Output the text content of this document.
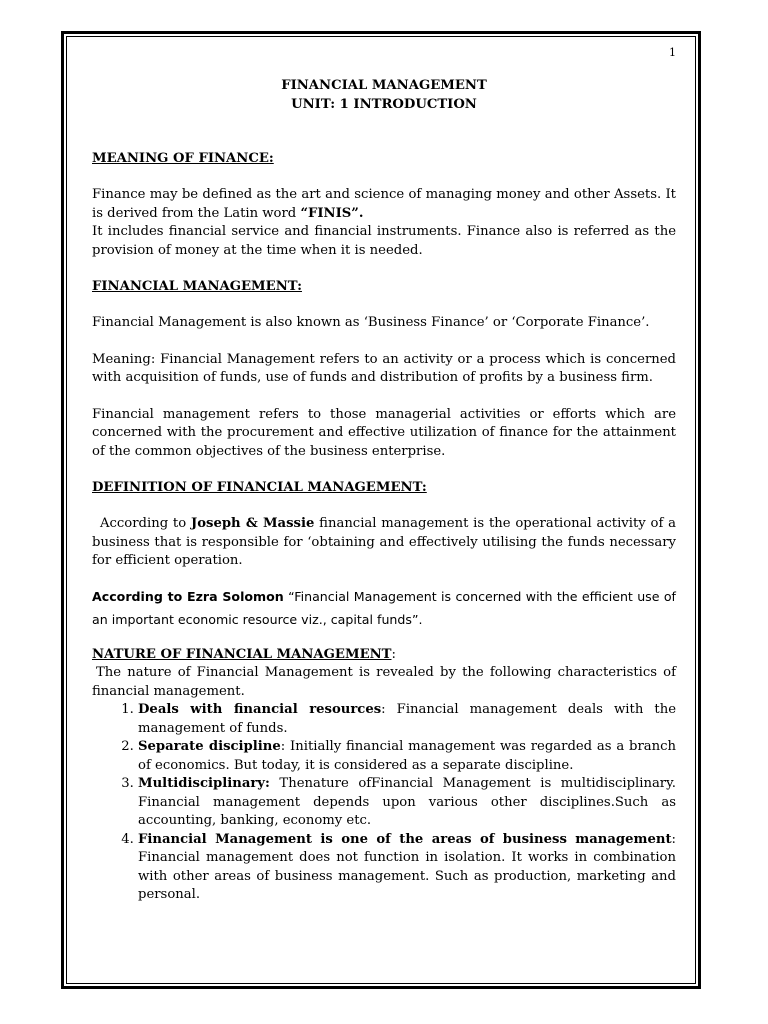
1
FINANCIAL MANAGEMENT
UNIT: 1 INTRODUCTION
MEANING OF FINANCE:

Finance may be defined as the art and science of managing money and other Assets. It is derived from the Latin word “FINIS”.

It includes financial service and financial instruments. Finance also is referred as the provision of money at the time when it is needed.

FINANCIAL MANAGEMENT:

Financial Management is also known as ‘Business Finance’ or ‘Corporate Finance’.

Meaning: Financial Management refers to an activity or a process which is concerned with acquisition of funds, use of funds and distribution of profits by a business firm.

Financial management refers to those managerial activities or efforts which are concerned with the procurement and effective utilization of finance for the attainment of the common objectives of the business enterprise.

DEFINITION OF FINANCIAL MANAGEMENT:

According to Joseph & Massie financial management is the operational activity of a business that is responsible for ‘obtaining and effectively utilising the funds necessary for efficient operation.

According to Ezra Solomon “Financial Management is concerned with the efficient use of an important economic resource viz., capital funds”.

NATURE OF FINANCIAL MANAGEMENT:

The nature of Financial Management is revealed by the following characteristics of financial management.

1. Deals with financial resources: Financial management deals with the management of funds.
2. Separate discipline: Initially financial management was regarded as a branch of economics. But today, it is considered as a separate discipline.
3. Multidisciplinary: Thenature ofFinancial Management is multidisciplinary. Financial management depends upon various other disciplines.Such as accounting, banking, economy etc.
4. Financial Management is one of the areas of business management: Financial management does not function in isolation. It works in combination with other areas of business management. Such as production, marketing and personal.
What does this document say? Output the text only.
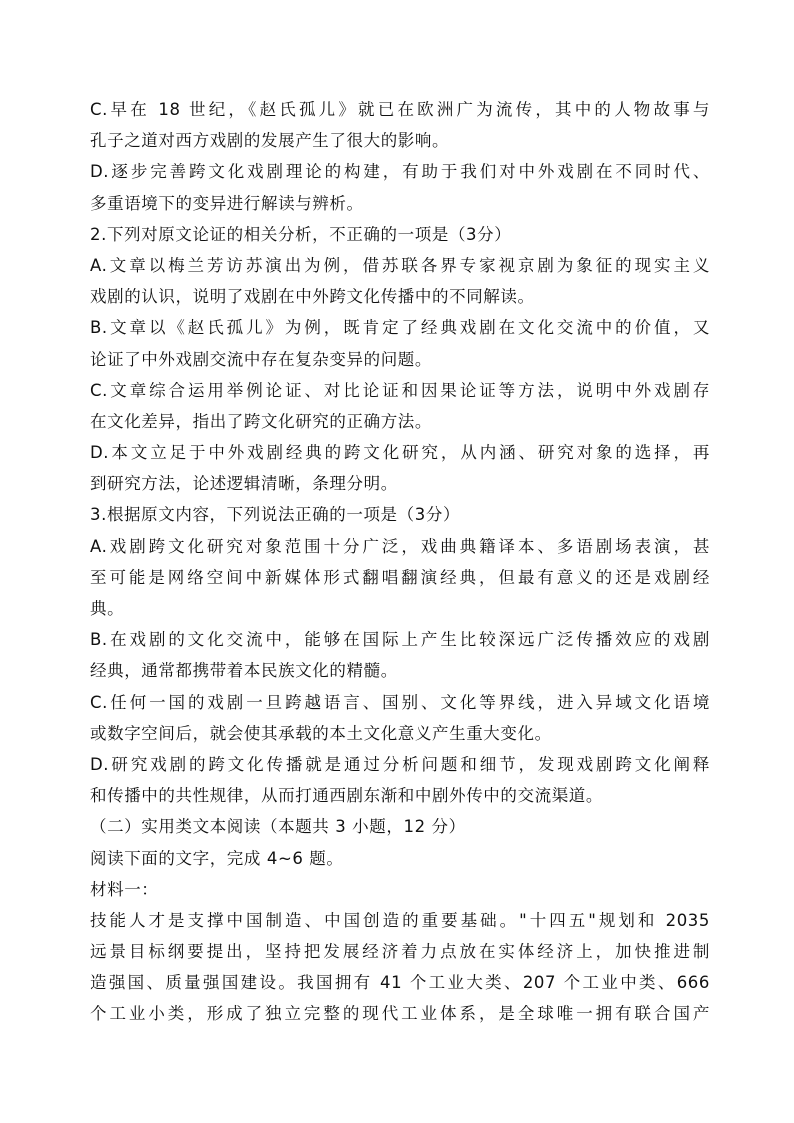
C.早在 18 世纪，《赵氏孤儿》就已在欧洲广为流传，其中的人物故事与
孔子之道对西方戏剧的发展产生了很大的影响。
D.逐步完善跨文化戏剧理论的构建，有助于我们对中外戏剧在不同时代、
多重语境下的变异进行解读与辨析。
2.下列对原文论证的相关分析，不正确的一项是（3分）
A.文章以梅兰芳访苏演出为例，借苏联各界专家视京剧为象征的现实主义
戏剧的认识，说明了戏剧在中外跨文化传播中的不同解读。
B.文章以《赵氏孤儿》为例，既肯定了经典戏剧在文化交流中的价值，又
论证了中外戏剧交流中存在复杂变异的问题。
C.文章综合运用举例论证、对比论证和因果论证等方法，说明中外戏剧存
在文化差异，指出了跨文化研究的正确方法。
D.本文立足于中外戏剧经典的跨文化研究，从内涵、研究对象的选择，再
到研究方法，论述逻辑清晰，条理分明。
3.根据原文内容，下列说法正确的一项是（3分）
A.戏剧跨文化研究对象范围十分广泛，戏曲典籍译本、多语剧场表演，甚
至可能是网络空间中新媒体形式翻唱翻演经典，但最有意义的还是戏剧经
典。
B.在戏剧的文化交流中，能够在国际上产生比较深远广泛传播效应的戏剧
经典，通常都携带着本民族文化的精髓。
C.任何一国的戏剧一旦跨越语言、国别、文化等界线，进入异域文化语境
或数字空间后，就会使其承载的本土文化意义产生重大变化。
D.研究戏剧的跨文化传播就是通过分析问题和细节，发现戏剧跨文化阐释
和传播中的共性规律，从而打通西剧东渐和中剧外传中的交流渠道。
（二）实用类文本阅读（本题共 3 小题，12 分）
阅读下面的文字，完成 4~6 题。
材料一：
技能人才是支撑中国制造、中国创造的重要基础。"十四五"规划和 2035
远景目标纲要提出，坚持把发展经济着力点放在实体经济上，加快推进制
造强国、质量强国建设。我国拥有 41 个工业大类、207 个工业中类、666
个工业小类，形成了独立完整的现代工业体系，是全球唯一拥有联合国产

* [Exercise] Restate the entire listing word for word, excluding pictures.

* [Final result]
Output the text content of this document.
1
FINANCIAL MANAGEMENT
UNIT: 1 INTRODUCTION
MEANING OF FINANCE:

Finance may be defined as the art and science of managing money and other Assets. It is derived from the Latin word “FINIS”.

It includes financial service and financial instruments. Finance also is referred as the provision of money at the time when it is needed.

FINANCIAL MANAGEMENT:

Financial Management is also known as ‘Business Finance’ or ‘Corporate Finance’.

Meaning: Financial Management refers to an activity or a process which is concerned with acquisition of funds, use of funds and distribution of profits by a business firm.

Financial management refers to those managerial activities or efforts which are concerned with the procurement and effective utilization of finance for the attainment of the common objectives of the business enterprise.

DEFINITION OF FINANCIAL MANAGEMENT:

According to Joseph & Massie financial management is the operational activity of a business that is responsible for ‘obtaining and effectively utilising the funds necessary for efficient operation.

According to Ezra Solomon “Financial Management is concerned with the efficient use of an important economic resource viz., capital funds”.

NATURE OF FINANCIAL MANAGEMENT:

The nature of Financial Management is revealed by the following characteristics of financial management.

1. Deals with financial resources: Financial management deals with the management of funds.
2. Separate discipline: Initially financial management was regarded as a branch of economics. But today, it is considered as a separate discipline.
3. Multidisciplinary: Thenature ofFinancial Management is multidisciplinary. Financial management depends upon various other disciplines.Such as accounting, banking, economy etc.
4. Financial Management is one of the areas of business management: Financial management does not function in isolation. It works in combination with other areas of business management. Such as production, marketing and personal.
What does this document say? Output the text only.
C.早在 18 世纪，《赵氏孤儿》就已在欧洲广为流传，其中的人物故事与
孔子之道对西方戏剧的发展产生了很大的影响。
D.逐步完善跨文化戏剧理论的构建，有助于我们对中外戏剧在不同时代、
多重语境下的变异进行解读与辨析。
2.下列对原文论证的相关分析，不正确的一项是（3分）
A.文章以梅兰芳访苏演出为例，借苏联各界专家视京剧为象征的现实主义
戏剧的认识，说明了戏剧在中外跨文化传播中的不同解读。
B.文章以《赵氏孤儿》为例，既肯定了经典戏剧在文化交流中的价值，又
论证了中外戏剧交流中存在复杂变异的问题。
C.文章综合运用举例论证、对比论证和因果论证等方法，说明中外戏剧存
在文化差异，指出了跨文化研究的正确方法。
D.本文立足于中外戏剧经典的跨文化研究，从内涵、研究对象的选择，再
到研究方法，论述逻辑清晰，条理分明。
3.根据原文内容，下列说法正确的一项是（3分）
A.戏剧跨文化研究对象范围十分广泛，戏曲典籍译本、多语剧场表演，甚
至可能是网络空间中新媒体形式翻唱翻演经典，但最有意义的还是戏剧经
典。
B.在戏剧的文化交流中，能够在国际上产生比较深远广泛传播效应的戏剧
经典，通常都携带着本民族文化的精髓。
C.任何一国的戏剧一旦跨越语言、国别、文化等界线，进入异域文化语境
或数字空间后，就会使其承载的本土文化意义产生重大变化。
D.研究戏剧的跨文化传播就是通过分析问题和细节，发现戏剧跨文化阐释
和传播中的共性规律，从而打通西剧东渐和中剧外传中的交流渠道。
（二）实用类文本阅读（本题共 3 小题，12 分）
阅读下面的文字，完成 4~6 题。
材料一：
技能人才是支撑中国制造、中国创造的重要基础。"十四五"规划和 2035
远景目标纲要提出，坚持把发展经济着力点放在实体经济上，加快推进制
造强国、质量强国建设。我国拥有 41 个工业大类、207 个工业中类、666
个工业小类，形成了独立完整的现代工业体系，是全球唯一拥有联合国产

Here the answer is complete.